Exercise details. In the listing below, count the lines containing the string "JSON" and state only the number.

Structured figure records
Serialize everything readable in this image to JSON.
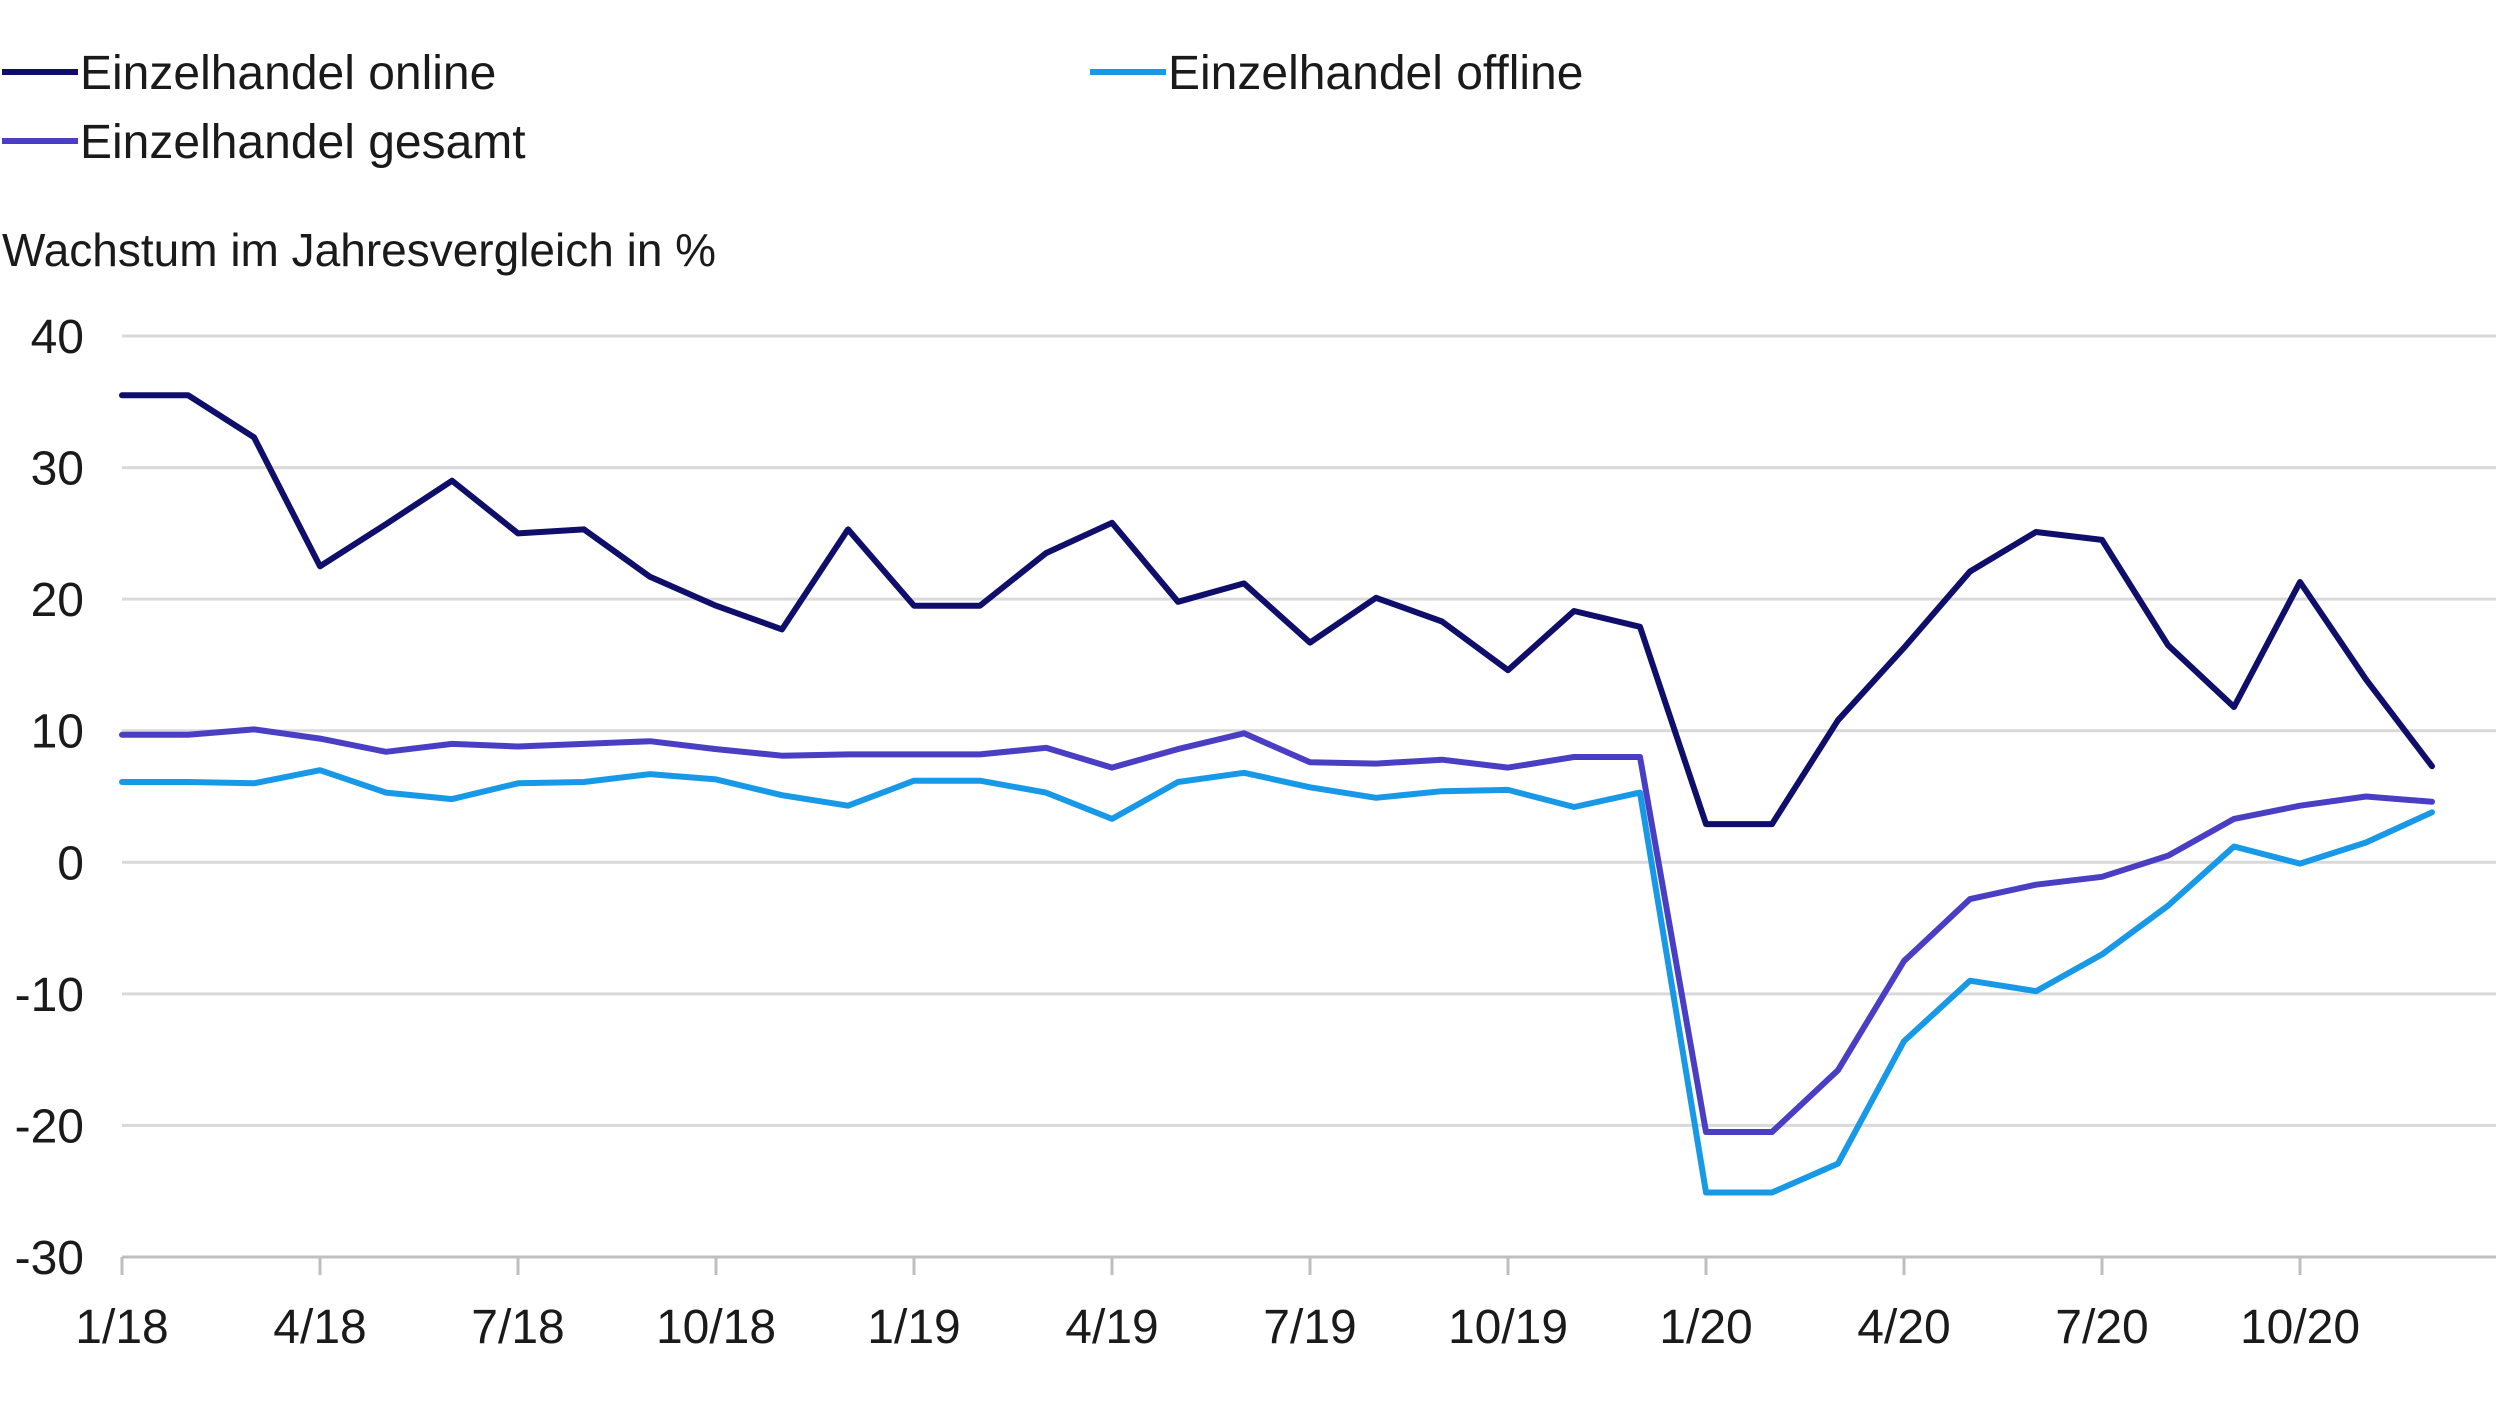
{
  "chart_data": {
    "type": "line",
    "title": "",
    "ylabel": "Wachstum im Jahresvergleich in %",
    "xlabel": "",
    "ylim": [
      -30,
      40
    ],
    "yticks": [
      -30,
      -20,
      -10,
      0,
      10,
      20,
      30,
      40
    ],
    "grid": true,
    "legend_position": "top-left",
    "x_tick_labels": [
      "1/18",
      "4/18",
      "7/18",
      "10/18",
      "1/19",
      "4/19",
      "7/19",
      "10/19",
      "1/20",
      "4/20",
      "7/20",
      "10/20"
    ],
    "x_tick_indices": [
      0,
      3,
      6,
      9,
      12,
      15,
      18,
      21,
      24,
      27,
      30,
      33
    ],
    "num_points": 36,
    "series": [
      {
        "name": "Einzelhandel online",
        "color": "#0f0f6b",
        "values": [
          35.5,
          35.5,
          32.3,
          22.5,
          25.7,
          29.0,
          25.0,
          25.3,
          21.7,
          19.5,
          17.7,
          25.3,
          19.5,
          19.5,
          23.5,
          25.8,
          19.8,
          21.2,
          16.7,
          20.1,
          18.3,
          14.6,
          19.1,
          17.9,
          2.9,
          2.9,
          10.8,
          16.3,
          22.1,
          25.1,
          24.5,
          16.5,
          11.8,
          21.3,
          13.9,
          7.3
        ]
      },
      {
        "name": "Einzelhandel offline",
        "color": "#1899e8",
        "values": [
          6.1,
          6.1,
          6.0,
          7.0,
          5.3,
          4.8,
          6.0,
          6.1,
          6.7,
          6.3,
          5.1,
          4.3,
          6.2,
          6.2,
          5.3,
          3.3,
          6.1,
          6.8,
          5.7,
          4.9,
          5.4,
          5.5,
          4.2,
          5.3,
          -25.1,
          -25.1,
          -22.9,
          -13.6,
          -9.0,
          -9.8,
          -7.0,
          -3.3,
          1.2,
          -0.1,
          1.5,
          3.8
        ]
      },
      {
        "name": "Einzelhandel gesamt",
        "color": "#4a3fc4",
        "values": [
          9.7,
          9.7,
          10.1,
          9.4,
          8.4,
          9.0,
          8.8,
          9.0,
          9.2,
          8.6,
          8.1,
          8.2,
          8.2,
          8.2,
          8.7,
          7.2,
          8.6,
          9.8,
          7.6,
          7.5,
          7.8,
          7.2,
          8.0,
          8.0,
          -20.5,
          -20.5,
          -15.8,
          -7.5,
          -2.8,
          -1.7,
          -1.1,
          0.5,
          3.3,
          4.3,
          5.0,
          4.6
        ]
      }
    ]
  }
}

==

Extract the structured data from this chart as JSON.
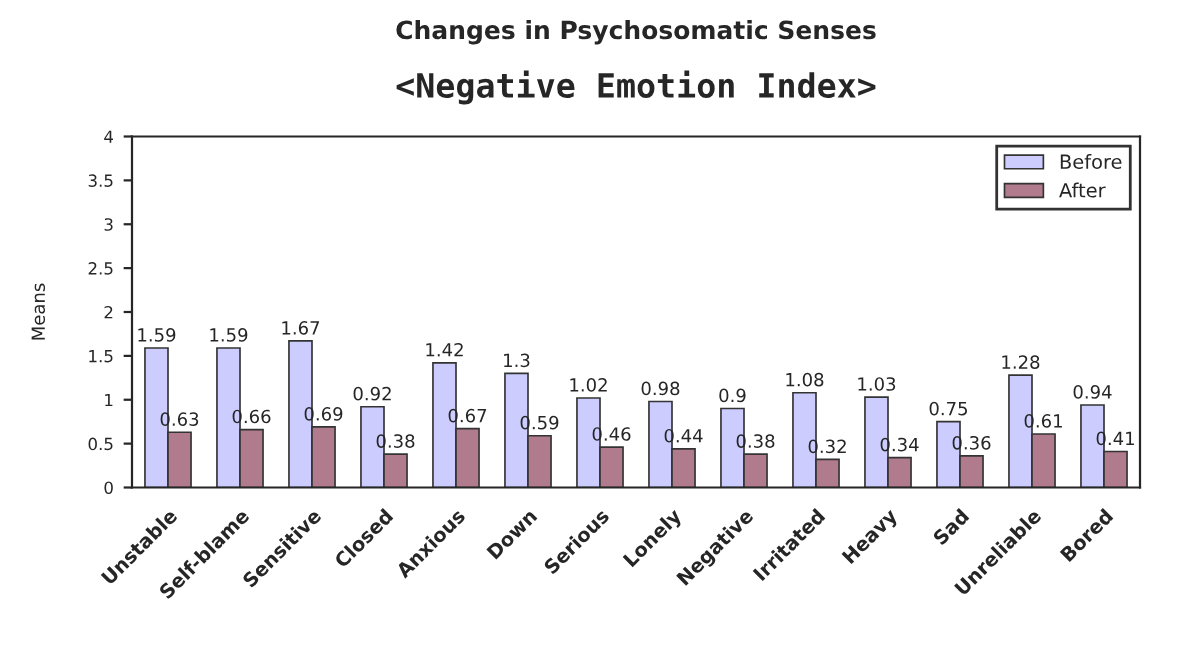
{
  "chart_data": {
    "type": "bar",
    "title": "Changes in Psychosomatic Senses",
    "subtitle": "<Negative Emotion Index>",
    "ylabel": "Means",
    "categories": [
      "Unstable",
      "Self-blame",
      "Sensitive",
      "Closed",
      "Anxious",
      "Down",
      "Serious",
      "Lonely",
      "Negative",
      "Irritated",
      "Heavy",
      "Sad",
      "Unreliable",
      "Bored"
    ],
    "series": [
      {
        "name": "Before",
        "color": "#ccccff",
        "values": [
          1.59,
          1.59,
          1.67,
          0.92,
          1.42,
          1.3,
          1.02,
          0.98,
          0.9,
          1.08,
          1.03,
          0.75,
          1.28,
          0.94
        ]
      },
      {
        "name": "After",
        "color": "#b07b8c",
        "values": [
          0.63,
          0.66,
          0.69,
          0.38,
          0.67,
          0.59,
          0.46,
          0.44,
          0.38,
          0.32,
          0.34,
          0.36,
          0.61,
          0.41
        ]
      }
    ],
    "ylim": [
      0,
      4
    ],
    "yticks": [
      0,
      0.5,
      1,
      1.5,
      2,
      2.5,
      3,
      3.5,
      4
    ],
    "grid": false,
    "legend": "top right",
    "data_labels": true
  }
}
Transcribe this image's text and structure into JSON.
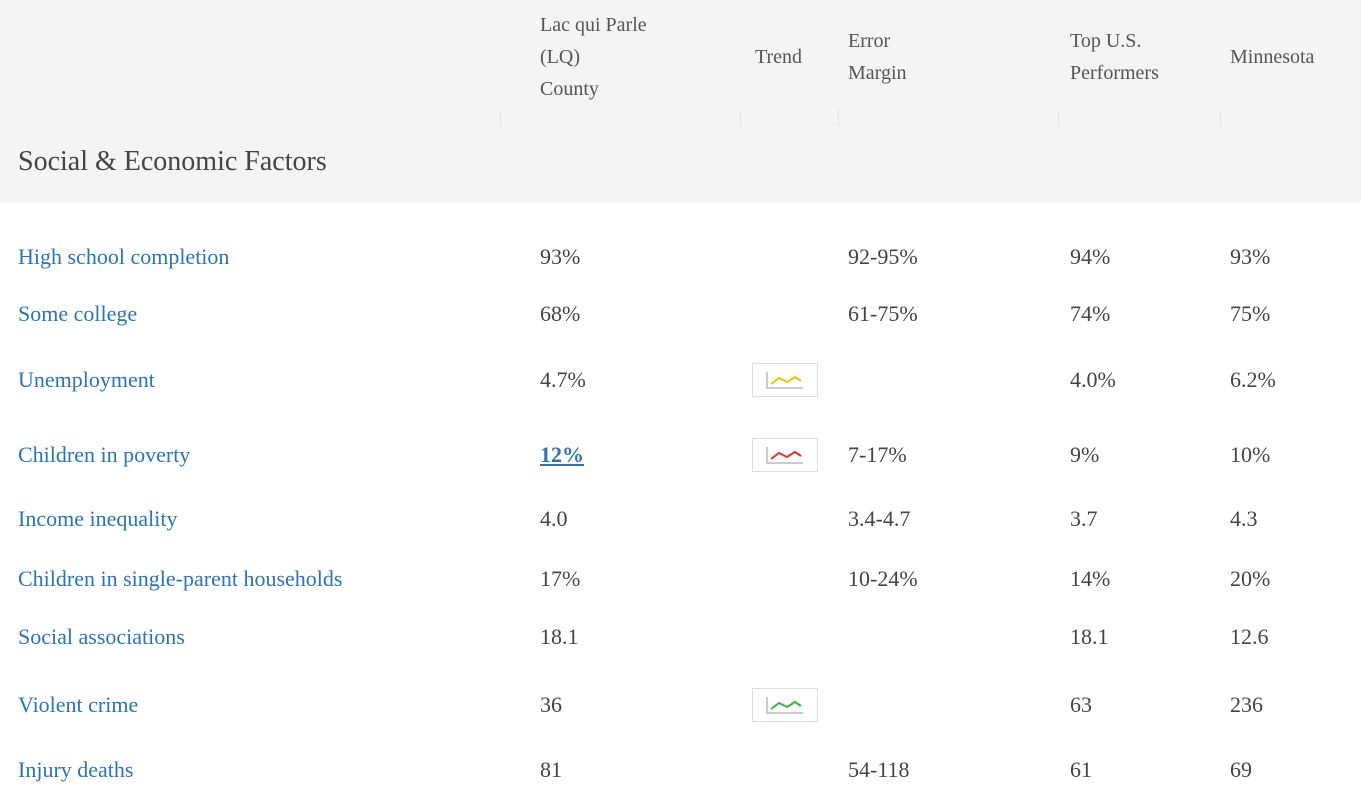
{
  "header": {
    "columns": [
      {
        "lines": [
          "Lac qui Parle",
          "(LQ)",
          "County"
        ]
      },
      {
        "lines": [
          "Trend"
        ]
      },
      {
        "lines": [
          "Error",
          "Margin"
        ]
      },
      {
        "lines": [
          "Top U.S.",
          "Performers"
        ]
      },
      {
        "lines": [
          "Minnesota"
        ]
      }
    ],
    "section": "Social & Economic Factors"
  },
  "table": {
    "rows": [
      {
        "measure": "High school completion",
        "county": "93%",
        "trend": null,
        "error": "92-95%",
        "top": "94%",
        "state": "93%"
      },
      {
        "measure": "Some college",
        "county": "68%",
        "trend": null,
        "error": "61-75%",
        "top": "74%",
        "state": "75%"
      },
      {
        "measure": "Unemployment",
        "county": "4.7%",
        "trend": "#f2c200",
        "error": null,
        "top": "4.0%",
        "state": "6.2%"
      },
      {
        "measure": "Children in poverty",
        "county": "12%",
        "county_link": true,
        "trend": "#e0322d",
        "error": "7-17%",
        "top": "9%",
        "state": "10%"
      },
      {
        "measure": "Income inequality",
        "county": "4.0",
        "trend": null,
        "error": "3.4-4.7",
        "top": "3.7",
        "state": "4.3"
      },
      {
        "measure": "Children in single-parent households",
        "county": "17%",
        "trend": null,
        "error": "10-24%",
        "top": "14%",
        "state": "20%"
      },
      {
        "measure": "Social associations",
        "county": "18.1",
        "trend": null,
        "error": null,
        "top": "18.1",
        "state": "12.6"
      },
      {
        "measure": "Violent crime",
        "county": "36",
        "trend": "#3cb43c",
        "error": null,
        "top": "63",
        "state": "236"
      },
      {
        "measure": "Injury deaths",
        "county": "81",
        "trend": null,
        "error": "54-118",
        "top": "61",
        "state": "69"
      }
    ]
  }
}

Full solution. 3